やること:
1. 島サミットの記事の中から、「なぜといって太平洋島サミット」から「つの中国」への踏み絵なのだ。」までの部分をそのまま書き写してください。
2. 島サミットの記事によると、パラオのクニオ・ナカムラ元大統領が日本に来たのは何のためですか。
3. 島サミットの記事で、書き手が元大統領に「やりますネ、中国は」と言ったのはなぜですか。

文章の抜き出し:
----------
◆中国と太平洋島嶼国の首脳たちによる初の島サミット
(産経 06・3・27)
四月初め、南太平洋のフィジーの首都スバで、中国の温家宝首相と太平洋島嶼(とうしょ)国の首脳たちによる初の島サミットが開かれる。
このニュースを伝えてくれたのは先日、来日されたパラオのクニオ・ナカムラ元大統領だ。大統領を二期務め、いまはさしずめ南太平洋の“ご意見番”だが、元国家元首らしからぬ気さくな人柄に、ついこちらも「やりますネ、中国は」と率直な感想を述べた。
なぜといって太平洋島サミットの生みの親は日本だからだ。一九九七年に東京で第一回、二〇〇〇年の九州・沖縄での主要国首脳会議の前に第二回。三年後、舞台を沖縄に移し第三回が開かれた。
島同士で相性も良かったのだろう。折しも五月に再び沖縄で第四回が開かれる。元大統領の来日は、前段となる那覇での島嶼国学長会議に出席のためだった。
中国のコピー癖には脱帽する。いや厳密には換骨奪胎だ。太平洋諸島フォーラム(PIF)加盟国が全員参加する日本の島サミットと異なり、中国版の方はフィジーのほかサモア、トンガ、バヌアツなど親中派だけ。つまり「一つの中国」への踏み絵なのだ。
----------
行の一覧:
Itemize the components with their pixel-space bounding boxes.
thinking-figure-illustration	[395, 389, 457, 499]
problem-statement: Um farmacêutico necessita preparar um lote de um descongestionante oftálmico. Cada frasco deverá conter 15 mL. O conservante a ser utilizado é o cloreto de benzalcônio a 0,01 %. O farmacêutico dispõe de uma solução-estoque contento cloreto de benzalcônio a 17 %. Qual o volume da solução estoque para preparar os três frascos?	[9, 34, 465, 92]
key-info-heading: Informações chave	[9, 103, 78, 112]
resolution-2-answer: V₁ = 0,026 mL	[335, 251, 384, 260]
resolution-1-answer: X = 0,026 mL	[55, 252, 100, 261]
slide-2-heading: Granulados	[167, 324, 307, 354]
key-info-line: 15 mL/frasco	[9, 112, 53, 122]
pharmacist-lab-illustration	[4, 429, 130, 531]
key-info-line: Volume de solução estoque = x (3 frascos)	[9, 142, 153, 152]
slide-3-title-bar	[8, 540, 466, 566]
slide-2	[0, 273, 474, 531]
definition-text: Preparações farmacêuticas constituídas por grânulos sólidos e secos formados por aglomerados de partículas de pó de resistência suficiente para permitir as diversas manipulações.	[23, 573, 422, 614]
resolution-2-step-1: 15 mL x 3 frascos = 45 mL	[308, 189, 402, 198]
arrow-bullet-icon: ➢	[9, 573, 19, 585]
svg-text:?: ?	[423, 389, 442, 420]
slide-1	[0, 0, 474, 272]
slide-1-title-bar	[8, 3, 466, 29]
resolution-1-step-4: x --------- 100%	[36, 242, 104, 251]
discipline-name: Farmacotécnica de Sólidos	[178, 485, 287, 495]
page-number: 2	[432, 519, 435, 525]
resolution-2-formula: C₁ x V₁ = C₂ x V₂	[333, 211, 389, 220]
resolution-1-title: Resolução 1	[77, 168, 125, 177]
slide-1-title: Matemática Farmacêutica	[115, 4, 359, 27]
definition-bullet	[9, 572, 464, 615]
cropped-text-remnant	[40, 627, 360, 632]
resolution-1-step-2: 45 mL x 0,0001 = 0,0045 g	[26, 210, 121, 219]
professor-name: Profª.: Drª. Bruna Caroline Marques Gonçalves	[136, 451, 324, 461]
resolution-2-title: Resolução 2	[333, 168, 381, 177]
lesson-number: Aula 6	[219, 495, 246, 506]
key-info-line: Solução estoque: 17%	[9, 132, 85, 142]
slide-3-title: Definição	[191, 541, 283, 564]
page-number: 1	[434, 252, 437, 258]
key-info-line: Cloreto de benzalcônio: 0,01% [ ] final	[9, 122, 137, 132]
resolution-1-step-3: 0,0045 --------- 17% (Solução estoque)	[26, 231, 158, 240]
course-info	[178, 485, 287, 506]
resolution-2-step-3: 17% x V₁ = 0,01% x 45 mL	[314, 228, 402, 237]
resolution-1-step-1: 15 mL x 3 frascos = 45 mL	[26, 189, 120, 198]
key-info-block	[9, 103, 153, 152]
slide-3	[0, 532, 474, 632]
----------
答え:
1.
なぜといって太平洋島サミットの生みの親は日本だからだ。一九九七年に東京で第一回、二〇〇〇年の九州・沖縄での主要国首脳会議の前に第二回。三年後、舞台を沖縄に移し第三回が開かれた。
島同士で相性も良かったのだろう。折しも五月に再び沖縄で第四回が開かれる。元大統領の来日は、前段となる那覇での島嶼国学長会議に出席のためだった。
中国のコピー癖には脱帽する。いや厳密には換骨奪胎だ。太平洋諸島フォーラム(PIF)加盟国が全員参加する日本の島サミットと異なり、中国版の方はフィジーのほかサモア、トンガ、バヌアツなど親中派だけ。つまり「一つの中国」への踏み絵なのだ。

2. 那覇で開かれる島嶼国学長会議に出るためです。

3. 太平洋島サミットは、もともと日本が始めたものだからです。日本は一九九七年の東京での第一回から、沖縄での第三回まで開いてきました。